> [GIVEN REQUEST] Please copy out the lines below verbatim, from the first one down to the line containing "speaker-grille: [0, 101, 88, 600]", including both.

Collected data
## start
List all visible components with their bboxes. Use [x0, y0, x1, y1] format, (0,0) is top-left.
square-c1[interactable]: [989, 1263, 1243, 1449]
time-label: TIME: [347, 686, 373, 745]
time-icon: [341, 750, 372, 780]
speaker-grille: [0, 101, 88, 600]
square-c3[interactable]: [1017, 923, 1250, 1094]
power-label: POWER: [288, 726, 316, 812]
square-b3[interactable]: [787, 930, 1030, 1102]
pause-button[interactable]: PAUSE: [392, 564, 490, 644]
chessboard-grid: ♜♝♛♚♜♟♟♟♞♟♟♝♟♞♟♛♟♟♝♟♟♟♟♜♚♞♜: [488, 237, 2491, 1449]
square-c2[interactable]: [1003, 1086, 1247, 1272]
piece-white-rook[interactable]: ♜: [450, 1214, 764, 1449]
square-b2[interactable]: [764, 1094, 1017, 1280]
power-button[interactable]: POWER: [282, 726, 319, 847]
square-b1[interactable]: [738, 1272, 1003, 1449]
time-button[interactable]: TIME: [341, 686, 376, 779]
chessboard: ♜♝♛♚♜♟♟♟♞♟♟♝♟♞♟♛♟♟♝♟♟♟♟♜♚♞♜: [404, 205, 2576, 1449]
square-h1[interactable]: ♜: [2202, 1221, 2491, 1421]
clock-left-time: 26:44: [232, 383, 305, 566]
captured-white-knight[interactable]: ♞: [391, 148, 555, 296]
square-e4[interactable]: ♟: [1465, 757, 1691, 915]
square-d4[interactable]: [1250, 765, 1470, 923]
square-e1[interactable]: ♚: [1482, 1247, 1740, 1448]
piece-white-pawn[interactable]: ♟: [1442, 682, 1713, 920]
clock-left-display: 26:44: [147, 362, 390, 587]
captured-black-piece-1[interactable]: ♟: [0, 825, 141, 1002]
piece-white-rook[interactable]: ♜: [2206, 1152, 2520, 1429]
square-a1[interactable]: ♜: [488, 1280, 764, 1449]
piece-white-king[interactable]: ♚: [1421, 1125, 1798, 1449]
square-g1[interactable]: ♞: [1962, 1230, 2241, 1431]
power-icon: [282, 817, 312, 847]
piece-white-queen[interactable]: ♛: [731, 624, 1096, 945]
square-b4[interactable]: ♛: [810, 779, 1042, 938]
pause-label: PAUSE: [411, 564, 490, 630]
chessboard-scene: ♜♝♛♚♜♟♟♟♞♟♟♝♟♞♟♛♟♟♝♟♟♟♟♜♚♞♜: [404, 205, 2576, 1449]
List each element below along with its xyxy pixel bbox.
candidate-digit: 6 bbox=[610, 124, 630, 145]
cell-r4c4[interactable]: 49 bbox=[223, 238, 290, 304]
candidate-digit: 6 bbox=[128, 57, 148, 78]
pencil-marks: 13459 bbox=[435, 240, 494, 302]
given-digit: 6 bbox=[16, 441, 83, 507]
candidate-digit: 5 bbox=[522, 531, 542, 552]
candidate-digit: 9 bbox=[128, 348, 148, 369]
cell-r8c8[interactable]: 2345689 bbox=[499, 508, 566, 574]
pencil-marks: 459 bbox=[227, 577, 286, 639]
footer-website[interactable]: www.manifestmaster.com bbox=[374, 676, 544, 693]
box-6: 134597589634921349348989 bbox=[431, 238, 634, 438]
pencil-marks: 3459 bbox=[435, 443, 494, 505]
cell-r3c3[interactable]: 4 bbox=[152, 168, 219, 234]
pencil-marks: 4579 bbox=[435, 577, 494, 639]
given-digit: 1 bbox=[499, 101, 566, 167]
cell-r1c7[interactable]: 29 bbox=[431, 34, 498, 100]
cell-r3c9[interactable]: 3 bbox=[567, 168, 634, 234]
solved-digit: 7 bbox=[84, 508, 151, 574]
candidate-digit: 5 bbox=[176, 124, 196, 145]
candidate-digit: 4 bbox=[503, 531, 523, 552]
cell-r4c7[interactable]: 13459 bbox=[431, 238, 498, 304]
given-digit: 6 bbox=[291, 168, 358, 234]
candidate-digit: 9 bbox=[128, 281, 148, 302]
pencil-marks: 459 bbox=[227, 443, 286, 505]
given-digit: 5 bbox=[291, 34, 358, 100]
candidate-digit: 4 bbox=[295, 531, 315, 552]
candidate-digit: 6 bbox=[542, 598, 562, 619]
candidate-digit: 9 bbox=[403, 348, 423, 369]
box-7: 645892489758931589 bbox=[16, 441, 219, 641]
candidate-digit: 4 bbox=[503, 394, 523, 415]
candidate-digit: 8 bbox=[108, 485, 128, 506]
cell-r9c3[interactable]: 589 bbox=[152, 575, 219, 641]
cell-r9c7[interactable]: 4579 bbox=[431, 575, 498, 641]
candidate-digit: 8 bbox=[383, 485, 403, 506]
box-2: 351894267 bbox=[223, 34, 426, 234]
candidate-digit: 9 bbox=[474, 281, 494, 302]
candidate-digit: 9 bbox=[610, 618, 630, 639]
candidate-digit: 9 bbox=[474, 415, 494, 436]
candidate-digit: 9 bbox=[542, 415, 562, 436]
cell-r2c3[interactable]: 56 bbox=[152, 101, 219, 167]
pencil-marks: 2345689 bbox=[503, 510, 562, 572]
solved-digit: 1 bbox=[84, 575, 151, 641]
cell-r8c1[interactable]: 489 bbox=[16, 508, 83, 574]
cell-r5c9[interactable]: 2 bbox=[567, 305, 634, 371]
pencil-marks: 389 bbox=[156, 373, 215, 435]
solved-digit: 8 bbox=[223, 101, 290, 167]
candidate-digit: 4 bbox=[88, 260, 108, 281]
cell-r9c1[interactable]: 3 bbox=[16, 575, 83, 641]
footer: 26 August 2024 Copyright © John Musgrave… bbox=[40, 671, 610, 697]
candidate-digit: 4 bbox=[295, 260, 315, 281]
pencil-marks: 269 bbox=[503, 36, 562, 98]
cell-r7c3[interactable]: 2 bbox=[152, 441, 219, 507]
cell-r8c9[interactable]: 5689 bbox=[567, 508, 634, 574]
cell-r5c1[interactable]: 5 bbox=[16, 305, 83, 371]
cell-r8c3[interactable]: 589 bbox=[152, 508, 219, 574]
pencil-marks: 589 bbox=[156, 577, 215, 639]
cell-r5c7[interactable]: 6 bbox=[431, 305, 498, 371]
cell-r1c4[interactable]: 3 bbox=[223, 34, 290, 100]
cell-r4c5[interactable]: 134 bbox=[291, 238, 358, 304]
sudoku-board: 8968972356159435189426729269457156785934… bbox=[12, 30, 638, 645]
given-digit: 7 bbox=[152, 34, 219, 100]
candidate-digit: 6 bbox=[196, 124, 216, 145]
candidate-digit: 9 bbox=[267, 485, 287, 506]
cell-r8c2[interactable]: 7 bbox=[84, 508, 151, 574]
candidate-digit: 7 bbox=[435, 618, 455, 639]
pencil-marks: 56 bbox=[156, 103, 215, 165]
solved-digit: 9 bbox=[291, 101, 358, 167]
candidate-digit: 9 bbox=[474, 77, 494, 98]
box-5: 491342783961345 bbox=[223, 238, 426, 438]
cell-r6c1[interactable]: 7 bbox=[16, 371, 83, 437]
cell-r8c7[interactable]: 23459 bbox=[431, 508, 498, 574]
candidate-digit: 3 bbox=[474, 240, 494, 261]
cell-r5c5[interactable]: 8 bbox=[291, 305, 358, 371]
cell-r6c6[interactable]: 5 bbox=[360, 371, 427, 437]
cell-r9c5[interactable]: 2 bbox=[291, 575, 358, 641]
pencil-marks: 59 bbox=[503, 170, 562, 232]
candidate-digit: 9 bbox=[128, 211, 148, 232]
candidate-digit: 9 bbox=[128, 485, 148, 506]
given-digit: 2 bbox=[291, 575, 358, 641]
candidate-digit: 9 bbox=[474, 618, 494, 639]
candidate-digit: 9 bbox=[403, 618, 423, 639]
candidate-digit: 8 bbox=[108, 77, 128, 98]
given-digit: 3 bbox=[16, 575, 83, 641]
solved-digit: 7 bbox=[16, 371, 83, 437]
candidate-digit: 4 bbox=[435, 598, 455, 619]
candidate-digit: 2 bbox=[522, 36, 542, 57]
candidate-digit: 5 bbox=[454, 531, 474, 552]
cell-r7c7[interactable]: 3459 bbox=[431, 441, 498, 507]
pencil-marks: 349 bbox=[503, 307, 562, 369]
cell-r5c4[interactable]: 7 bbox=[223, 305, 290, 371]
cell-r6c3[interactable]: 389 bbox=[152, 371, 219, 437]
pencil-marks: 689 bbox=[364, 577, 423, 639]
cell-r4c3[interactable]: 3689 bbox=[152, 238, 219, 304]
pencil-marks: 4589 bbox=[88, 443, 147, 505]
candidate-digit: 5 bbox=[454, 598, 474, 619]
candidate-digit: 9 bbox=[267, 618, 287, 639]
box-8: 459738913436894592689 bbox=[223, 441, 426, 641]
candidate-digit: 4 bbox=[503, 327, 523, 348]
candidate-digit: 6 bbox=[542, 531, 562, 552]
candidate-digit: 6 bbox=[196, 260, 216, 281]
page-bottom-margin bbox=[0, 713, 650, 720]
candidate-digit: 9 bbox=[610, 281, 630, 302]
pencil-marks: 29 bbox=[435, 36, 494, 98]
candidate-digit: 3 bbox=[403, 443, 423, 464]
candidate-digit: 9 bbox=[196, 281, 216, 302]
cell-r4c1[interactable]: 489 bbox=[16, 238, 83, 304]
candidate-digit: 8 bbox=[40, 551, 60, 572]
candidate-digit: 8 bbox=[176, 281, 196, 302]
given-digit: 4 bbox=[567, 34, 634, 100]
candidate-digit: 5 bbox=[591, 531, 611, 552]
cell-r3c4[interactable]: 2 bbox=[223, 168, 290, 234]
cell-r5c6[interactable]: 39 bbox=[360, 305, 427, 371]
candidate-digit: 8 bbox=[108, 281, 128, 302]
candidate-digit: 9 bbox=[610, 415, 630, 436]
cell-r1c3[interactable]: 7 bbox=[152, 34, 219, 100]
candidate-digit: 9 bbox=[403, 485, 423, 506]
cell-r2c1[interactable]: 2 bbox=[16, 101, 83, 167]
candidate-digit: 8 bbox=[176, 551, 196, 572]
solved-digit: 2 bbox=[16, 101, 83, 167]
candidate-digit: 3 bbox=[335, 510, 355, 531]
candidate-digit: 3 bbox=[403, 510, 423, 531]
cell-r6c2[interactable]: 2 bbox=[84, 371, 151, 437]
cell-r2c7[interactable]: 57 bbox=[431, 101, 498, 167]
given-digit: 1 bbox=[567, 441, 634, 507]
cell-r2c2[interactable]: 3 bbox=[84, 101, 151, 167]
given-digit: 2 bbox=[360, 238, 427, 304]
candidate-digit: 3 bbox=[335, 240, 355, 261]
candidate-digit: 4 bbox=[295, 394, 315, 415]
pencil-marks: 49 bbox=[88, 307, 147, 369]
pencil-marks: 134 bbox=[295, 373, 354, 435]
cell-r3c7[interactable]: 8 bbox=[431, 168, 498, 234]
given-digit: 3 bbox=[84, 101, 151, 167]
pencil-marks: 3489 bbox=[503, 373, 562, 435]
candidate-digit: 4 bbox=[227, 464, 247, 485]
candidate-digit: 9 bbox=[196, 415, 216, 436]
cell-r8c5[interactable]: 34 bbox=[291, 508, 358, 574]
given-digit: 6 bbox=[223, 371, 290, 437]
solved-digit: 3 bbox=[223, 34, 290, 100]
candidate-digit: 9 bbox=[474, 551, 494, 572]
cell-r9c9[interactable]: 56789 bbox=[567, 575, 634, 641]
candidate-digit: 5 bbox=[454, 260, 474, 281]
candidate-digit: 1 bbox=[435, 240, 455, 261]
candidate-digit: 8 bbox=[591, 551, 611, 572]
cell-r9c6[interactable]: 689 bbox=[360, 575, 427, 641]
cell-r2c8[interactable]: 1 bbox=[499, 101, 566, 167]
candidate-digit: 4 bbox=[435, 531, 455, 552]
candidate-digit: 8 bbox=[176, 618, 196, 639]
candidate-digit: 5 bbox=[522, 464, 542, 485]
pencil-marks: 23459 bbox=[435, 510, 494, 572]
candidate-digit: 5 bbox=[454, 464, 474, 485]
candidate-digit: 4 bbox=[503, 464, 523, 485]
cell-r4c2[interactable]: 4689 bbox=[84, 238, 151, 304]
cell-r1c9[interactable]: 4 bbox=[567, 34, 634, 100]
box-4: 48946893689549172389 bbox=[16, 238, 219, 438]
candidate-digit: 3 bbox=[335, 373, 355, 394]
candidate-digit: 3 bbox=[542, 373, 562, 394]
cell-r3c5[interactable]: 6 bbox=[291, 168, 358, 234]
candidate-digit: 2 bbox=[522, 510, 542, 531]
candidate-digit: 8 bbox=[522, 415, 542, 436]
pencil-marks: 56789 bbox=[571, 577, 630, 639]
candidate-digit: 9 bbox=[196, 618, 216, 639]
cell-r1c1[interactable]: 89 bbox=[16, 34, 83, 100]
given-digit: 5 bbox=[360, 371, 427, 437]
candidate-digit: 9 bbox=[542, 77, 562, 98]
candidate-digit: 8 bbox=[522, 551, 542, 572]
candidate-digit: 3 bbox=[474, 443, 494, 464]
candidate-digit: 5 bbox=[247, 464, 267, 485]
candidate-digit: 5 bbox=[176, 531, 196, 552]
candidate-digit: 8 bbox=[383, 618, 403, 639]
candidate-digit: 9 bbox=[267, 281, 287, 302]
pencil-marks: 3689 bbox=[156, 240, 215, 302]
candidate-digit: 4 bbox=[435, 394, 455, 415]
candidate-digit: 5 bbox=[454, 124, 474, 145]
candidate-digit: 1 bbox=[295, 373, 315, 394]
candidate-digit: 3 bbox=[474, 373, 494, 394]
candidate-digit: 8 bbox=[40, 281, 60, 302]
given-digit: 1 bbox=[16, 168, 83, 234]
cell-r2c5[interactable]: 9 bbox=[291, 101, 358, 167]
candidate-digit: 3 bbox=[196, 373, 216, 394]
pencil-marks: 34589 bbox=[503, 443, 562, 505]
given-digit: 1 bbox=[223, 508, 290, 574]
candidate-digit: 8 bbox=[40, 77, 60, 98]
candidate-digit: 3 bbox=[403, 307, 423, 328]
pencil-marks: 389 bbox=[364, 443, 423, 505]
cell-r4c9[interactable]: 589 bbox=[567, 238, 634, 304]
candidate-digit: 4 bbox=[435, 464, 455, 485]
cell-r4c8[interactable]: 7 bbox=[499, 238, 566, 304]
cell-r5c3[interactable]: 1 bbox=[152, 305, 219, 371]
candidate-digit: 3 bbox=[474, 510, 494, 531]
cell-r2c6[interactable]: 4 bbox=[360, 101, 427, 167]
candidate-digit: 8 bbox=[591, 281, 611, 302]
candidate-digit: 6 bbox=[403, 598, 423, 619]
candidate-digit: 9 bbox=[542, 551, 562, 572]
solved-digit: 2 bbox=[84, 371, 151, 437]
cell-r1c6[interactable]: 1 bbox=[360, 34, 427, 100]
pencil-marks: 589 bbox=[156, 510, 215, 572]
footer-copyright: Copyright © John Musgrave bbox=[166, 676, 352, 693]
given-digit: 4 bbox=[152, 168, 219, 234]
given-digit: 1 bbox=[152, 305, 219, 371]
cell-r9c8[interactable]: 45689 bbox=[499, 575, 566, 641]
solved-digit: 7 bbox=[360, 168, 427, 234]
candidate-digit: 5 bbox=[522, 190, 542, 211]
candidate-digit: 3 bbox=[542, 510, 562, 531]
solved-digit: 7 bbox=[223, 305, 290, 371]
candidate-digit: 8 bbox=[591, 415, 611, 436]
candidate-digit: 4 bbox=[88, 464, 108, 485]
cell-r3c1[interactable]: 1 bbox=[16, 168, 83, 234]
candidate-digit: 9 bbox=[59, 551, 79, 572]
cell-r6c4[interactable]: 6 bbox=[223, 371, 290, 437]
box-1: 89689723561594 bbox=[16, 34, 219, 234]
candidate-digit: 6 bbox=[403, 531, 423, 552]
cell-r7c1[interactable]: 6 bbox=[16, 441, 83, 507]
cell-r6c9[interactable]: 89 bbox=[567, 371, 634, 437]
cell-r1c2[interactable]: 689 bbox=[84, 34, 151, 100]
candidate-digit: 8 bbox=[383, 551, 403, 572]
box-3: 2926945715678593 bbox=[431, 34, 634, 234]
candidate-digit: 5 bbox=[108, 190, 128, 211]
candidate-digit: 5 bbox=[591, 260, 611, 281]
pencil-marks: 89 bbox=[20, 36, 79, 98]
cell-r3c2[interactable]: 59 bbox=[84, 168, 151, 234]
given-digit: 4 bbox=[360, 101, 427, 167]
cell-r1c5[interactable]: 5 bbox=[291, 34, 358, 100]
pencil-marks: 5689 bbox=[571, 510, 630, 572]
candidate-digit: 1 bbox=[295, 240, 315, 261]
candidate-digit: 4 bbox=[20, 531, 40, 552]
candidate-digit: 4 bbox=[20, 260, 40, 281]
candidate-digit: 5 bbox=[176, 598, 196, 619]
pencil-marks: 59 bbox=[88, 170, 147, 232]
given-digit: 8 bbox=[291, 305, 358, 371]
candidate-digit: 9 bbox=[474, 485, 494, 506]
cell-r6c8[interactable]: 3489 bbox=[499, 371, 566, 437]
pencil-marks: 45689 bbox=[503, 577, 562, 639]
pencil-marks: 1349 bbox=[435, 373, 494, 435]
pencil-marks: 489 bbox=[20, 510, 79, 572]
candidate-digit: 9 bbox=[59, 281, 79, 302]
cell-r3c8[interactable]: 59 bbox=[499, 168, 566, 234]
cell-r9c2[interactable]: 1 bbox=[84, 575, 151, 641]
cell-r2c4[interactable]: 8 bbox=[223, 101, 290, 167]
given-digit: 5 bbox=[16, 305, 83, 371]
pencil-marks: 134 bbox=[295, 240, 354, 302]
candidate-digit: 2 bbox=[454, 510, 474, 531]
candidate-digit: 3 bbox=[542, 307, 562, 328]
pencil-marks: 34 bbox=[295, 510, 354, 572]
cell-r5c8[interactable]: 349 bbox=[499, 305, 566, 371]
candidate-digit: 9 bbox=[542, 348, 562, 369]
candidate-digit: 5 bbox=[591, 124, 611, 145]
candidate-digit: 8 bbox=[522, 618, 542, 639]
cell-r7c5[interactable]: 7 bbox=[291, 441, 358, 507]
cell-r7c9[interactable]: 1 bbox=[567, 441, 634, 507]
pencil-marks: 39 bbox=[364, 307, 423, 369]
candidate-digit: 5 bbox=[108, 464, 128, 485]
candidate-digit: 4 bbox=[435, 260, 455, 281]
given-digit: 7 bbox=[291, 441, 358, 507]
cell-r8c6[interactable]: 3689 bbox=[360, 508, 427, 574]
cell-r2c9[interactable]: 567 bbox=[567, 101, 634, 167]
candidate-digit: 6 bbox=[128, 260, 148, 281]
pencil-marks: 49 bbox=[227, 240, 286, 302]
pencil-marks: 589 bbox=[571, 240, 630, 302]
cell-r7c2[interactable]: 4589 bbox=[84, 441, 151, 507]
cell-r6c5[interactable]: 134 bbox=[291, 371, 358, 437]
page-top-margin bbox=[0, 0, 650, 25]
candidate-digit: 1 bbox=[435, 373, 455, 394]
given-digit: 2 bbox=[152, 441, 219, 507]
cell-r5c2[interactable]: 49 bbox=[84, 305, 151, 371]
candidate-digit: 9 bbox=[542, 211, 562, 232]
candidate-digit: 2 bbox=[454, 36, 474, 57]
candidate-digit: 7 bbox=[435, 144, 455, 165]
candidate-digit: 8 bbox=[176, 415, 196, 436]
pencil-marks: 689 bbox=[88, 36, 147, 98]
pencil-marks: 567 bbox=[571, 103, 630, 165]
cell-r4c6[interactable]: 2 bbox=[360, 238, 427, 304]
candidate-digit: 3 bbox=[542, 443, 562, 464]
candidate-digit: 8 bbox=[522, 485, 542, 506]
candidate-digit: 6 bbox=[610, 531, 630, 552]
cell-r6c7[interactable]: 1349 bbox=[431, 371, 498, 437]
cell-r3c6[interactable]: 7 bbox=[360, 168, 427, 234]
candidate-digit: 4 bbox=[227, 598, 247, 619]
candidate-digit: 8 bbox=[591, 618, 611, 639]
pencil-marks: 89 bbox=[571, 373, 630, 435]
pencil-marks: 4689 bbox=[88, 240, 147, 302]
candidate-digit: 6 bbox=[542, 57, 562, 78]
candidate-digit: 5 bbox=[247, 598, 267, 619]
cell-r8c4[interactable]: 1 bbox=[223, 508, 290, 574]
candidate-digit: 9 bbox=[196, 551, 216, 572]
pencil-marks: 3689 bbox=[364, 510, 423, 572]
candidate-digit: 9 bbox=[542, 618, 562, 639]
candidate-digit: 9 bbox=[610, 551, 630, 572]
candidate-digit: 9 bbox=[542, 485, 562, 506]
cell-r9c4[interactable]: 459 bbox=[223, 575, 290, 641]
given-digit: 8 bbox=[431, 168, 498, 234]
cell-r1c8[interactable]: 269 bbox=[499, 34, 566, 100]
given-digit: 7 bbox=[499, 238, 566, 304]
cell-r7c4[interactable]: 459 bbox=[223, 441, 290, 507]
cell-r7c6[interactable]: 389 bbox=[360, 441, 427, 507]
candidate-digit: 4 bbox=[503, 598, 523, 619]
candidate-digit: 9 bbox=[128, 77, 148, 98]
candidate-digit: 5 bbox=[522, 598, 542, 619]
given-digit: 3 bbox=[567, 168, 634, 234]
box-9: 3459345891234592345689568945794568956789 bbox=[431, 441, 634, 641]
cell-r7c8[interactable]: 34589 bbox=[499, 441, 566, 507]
## end
> [FULL ANSWER]
List all visible components with their bboxes. Use [x0, y0, x1, y1] format, (0,0) is top-left.
square-c1[interactable]: [989, 1263, 1243, 1449]
time-label: TIME: [347, 686, 373, 745]
time-icon: [341, 750, 372, 780]
speaker-grille: [0, 101, 88, 600]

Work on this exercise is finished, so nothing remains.